#### QUESTIONS ON THE MATERIAL
1 – Copy the stretch of the forum thread from "I think it depends" through "view human relationships.".
2 – Answer these questions about the forum thread:
(a) Which three people does chezzy52 thank?
(b) According to thetammyjo, what happens with a role you play or feel you should play?
(c) In thetammyjo's last point, what should a relationship seen as a journey help do?

#### PASSAGE SHOWN

I believe that those who walked before us had very good reasons for "protocols" regarding mentoring, earning titles, earning collars, and all that goes with that.  Perhaps everything we thought we knew we have to learn again....hmmmmmmmm?




chezzy52 -> RE: Tired of your role and partner?? (3/19/2008 7:08:22 AM)

Of course the lifestyle Dominas on here..Lashra,Lady Hathor and MistressVnus have capsulized it way better than i could imagine.I thank the three of you for your enlightened input on this matter.




thetammyjo -> RE: Tired of your role and partner?? (3/19/2008 7:21:53 AM)

I think it depends on why you do Ds in the first place.

If it is just part of you, if it is part of the foundation of your dynamic, it will simply be there.

If it is a role you play or feel you should play, all acting becomes tiring after a while.

I also think it depends on how you view human relationships.

If you realize that all human beings are individuals and that the best dynamics are those created to benefit everyone in them, then you are likely to realize it will take work and mutual commitment to keep things going.

If you think that two (or more) humans just fall in love or fall in lust and then it goes, you will be surprised by the mundane realities and the changes both of you will experience. If you are too surprised you will not be able to adapt and grow together.

Finally I think the success or length of a relationship reflects what you think the purpose of those relationships are.

If you see a relationship as a journey that should help the individual grow, you can grow together and you can also recognize when it is time to move on.

#### SOURCE INFORMATION
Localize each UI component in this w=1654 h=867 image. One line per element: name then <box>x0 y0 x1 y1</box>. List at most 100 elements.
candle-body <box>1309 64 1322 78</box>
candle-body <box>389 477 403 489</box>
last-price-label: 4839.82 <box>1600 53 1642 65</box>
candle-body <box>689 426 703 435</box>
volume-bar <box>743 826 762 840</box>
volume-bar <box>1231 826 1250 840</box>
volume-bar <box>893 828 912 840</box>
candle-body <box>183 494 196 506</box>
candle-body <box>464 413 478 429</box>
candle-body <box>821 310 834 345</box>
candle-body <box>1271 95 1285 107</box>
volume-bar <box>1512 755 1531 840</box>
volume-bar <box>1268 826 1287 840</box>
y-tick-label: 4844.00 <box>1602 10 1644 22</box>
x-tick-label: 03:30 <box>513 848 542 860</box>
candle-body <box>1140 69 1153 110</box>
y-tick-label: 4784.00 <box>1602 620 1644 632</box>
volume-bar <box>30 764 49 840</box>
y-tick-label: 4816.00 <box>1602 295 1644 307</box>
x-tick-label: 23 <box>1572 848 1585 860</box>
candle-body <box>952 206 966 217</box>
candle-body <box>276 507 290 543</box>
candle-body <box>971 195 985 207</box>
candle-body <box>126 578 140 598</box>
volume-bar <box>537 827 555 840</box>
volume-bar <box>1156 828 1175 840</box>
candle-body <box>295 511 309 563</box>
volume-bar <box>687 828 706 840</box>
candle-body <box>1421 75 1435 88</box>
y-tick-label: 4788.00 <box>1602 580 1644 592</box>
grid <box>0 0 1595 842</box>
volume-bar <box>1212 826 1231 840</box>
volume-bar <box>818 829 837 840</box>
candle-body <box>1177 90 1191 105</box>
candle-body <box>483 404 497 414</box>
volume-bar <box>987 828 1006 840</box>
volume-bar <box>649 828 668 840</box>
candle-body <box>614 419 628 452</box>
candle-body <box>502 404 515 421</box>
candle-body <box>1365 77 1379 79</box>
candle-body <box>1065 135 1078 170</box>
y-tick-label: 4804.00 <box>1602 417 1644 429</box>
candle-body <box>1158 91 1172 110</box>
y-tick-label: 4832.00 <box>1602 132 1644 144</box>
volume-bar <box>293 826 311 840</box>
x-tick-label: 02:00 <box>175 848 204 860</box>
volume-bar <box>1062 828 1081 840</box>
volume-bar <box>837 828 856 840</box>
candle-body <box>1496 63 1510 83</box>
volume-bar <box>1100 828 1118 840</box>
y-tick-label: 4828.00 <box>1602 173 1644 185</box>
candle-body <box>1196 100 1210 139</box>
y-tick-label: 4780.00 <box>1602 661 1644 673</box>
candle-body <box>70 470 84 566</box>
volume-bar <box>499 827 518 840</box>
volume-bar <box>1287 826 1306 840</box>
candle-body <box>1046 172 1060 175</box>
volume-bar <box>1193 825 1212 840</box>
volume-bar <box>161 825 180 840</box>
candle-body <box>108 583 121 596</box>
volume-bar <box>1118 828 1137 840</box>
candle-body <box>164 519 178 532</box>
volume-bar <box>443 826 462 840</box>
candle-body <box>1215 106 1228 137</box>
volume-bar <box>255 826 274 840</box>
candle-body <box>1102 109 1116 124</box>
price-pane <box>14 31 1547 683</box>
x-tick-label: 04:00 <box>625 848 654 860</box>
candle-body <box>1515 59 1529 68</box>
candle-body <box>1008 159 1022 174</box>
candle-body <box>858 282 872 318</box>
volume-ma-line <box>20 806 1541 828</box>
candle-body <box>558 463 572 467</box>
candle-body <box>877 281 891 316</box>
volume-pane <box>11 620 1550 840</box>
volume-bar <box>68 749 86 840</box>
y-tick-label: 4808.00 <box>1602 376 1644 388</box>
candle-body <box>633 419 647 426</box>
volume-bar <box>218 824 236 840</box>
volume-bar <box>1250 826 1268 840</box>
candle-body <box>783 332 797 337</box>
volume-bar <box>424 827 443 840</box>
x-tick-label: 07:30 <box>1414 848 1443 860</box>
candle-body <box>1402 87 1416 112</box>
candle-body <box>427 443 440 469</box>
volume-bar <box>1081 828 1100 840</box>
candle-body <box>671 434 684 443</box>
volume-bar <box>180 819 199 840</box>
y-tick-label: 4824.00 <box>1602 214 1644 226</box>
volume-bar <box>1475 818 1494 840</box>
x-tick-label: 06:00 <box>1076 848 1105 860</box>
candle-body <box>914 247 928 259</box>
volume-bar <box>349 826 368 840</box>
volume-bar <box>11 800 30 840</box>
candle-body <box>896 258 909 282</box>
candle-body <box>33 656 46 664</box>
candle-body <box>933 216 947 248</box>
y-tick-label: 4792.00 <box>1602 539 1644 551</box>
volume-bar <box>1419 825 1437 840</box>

#### PER-TASK OUTPUTS
1 –
I think it depends on why you do Ds in the first place.

If it is just part of you, if it is part of the foundation of your dynamic, it will simply be there.

If it is a role you play or feel you should play, all acting becomes tiring after a while.

I also think it depends on how you view human relationships.

2 –
(a) Lashra, Lady Hathor and MistressVnus.
(b) All acting becomes tiring after a while.
(c) It should help the individual grow.